Which lines hold the word "content"? Copy each of them from the material.

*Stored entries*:
-------------------------
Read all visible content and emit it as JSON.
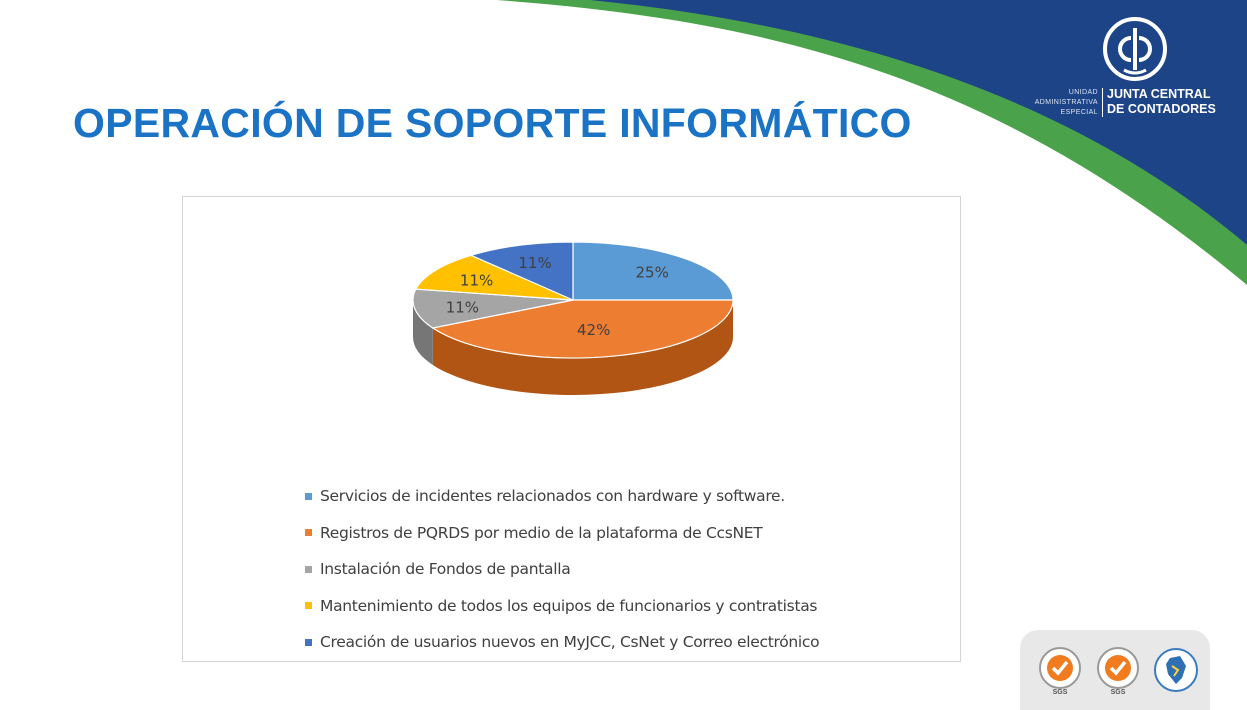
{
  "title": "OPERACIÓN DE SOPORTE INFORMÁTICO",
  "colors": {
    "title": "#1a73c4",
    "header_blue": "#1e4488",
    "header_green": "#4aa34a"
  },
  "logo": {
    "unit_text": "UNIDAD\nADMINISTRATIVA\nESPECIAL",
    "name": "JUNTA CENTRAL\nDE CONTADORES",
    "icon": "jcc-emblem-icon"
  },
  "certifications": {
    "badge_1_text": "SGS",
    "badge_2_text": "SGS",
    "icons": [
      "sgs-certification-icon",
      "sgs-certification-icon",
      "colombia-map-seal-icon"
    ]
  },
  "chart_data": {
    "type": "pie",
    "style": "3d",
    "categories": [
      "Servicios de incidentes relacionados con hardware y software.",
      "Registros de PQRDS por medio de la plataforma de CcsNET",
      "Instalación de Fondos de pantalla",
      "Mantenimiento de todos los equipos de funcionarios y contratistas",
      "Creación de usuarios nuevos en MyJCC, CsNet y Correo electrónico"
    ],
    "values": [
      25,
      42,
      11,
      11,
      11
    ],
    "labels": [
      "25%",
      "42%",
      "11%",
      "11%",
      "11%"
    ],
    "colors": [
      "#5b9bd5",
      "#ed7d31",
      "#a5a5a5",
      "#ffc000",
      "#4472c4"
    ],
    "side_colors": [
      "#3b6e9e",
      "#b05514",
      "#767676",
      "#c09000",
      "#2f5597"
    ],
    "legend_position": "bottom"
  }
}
-------------------------
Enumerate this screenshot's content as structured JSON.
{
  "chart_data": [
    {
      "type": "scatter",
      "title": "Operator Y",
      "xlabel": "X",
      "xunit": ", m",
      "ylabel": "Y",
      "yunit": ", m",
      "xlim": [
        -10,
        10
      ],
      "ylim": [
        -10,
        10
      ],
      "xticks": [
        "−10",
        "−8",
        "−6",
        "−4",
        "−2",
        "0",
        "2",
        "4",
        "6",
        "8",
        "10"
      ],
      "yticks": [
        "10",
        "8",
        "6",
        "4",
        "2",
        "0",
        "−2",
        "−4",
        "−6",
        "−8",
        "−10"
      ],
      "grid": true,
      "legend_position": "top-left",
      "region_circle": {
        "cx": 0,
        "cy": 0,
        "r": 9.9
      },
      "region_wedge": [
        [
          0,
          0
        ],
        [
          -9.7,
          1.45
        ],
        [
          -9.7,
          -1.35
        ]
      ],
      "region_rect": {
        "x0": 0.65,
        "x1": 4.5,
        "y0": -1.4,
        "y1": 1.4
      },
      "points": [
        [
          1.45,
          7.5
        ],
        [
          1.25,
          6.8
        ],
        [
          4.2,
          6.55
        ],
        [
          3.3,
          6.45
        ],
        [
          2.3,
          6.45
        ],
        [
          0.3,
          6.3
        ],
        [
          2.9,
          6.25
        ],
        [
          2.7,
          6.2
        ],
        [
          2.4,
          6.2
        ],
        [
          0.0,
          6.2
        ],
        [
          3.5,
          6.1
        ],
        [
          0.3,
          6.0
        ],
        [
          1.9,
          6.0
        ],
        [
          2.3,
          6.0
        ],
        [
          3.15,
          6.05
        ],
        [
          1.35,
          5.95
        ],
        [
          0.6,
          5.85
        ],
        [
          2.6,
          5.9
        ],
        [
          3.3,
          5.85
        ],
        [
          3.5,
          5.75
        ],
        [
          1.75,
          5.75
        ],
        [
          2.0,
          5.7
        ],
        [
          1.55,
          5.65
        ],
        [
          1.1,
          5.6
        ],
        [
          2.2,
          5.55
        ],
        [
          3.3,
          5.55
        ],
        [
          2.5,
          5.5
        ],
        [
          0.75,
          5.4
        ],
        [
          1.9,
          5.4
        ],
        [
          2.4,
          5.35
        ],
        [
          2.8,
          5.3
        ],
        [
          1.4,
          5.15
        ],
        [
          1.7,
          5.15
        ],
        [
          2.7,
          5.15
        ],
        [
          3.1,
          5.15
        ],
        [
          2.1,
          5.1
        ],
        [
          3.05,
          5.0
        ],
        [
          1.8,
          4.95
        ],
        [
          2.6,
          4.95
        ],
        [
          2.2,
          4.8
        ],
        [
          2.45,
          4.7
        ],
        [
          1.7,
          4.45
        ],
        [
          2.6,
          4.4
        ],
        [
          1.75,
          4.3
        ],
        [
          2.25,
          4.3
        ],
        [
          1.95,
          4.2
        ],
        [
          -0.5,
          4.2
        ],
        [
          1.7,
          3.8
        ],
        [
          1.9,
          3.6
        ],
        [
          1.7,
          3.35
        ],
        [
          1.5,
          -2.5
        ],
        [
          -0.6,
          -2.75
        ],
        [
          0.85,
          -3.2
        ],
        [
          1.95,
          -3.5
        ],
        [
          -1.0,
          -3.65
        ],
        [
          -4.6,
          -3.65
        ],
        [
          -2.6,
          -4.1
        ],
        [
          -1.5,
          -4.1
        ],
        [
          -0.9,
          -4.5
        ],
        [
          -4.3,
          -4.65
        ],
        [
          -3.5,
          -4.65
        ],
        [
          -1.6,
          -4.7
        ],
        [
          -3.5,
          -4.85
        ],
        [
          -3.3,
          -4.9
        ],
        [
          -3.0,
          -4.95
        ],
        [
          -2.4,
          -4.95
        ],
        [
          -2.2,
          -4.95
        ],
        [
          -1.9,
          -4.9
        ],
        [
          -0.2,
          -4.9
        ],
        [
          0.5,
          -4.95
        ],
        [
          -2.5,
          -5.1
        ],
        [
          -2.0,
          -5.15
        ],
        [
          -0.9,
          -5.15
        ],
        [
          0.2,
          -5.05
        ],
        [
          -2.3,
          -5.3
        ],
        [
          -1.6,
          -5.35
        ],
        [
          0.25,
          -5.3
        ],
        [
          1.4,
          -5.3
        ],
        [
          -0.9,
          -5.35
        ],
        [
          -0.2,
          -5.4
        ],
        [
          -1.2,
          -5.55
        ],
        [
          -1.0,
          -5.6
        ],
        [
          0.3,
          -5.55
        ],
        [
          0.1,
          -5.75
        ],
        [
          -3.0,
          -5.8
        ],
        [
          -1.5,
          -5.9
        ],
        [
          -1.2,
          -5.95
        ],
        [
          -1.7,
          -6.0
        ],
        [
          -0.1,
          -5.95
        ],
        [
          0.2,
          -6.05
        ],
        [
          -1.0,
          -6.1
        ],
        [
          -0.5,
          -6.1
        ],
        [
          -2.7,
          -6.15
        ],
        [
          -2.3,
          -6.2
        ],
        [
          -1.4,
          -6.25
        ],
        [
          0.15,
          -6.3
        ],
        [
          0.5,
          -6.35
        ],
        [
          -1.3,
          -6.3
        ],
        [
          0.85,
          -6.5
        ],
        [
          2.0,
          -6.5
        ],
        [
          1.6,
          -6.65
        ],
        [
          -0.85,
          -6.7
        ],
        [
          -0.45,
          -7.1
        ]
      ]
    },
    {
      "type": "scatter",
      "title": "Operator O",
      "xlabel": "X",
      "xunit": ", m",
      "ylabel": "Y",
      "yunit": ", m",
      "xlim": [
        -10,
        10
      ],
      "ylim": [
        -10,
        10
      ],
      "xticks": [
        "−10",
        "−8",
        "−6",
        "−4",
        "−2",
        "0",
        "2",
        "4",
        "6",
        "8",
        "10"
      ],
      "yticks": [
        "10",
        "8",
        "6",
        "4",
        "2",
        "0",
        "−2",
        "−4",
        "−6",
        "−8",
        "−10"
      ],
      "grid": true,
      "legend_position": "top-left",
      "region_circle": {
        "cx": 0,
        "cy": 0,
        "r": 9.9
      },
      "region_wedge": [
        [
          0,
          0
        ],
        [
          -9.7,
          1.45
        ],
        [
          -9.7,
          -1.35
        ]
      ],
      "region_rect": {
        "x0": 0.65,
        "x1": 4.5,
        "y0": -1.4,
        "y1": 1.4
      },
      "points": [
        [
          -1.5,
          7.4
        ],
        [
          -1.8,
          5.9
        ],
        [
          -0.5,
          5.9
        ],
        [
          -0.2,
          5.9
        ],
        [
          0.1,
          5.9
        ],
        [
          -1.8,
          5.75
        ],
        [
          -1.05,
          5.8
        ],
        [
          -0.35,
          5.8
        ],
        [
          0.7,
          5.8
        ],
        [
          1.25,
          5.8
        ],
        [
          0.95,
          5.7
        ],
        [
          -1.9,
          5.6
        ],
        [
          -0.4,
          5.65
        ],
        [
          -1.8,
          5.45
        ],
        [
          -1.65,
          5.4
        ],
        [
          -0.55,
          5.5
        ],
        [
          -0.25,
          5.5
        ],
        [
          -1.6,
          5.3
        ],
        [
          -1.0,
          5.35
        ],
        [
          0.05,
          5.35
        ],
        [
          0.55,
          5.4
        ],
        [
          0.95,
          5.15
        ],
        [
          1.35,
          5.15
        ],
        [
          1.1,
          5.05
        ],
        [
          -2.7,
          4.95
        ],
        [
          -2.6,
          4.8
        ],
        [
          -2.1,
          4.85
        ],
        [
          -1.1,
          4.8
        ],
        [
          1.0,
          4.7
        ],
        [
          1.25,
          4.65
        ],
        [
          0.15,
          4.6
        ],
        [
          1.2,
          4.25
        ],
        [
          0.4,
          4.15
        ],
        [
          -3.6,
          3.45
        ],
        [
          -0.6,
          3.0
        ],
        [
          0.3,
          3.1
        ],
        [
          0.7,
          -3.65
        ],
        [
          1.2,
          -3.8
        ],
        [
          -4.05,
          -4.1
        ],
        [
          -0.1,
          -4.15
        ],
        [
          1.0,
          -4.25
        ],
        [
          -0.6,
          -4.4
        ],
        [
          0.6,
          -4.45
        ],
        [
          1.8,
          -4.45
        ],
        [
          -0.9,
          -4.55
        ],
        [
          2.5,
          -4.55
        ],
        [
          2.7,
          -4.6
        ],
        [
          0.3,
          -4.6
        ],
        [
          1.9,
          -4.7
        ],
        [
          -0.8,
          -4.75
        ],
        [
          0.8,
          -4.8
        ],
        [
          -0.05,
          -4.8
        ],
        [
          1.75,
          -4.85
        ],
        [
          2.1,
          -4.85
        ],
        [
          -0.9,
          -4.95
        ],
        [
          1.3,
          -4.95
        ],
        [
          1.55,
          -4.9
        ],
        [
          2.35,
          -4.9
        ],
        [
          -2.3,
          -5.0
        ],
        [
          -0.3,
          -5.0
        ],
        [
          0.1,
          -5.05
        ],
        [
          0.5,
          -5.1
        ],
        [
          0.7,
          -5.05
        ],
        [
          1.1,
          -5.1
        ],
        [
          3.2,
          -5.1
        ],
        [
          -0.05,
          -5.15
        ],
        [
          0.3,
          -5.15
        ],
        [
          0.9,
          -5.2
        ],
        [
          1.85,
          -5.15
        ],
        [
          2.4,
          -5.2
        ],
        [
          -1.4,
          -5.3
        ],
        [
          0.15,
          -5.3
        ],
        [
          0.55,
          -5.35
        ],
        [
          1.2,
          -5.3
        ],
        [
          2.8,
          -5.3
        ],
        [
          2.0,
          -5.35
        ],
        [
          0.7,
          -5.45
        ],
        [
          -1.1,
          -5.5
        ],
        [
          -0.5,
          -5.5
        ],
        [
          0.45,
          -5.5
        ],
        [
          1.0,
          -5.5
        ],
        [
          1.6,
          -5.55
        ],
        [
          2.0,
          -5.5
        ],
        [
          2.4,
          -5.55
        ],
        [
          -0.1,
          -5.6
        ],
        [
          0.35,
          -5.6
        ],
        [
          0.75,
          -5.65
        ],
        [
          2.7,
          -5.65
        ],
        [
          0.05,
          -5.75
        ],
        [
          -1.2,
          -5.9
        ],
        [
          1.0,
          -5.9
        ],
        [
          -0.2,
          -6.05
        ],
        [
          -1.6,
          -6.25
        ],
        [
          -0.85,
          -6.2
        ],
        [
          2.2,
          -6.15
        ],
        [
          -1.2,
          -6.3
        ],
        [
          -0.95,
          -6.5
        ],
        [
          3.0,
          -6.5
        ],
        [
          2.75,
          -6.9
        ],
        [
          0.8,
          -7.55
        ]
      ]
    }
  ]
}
-------------------------
*Solution*:
Read all visible content and emit it as JSON.
Enumerate this screenshot's content as structured JSON.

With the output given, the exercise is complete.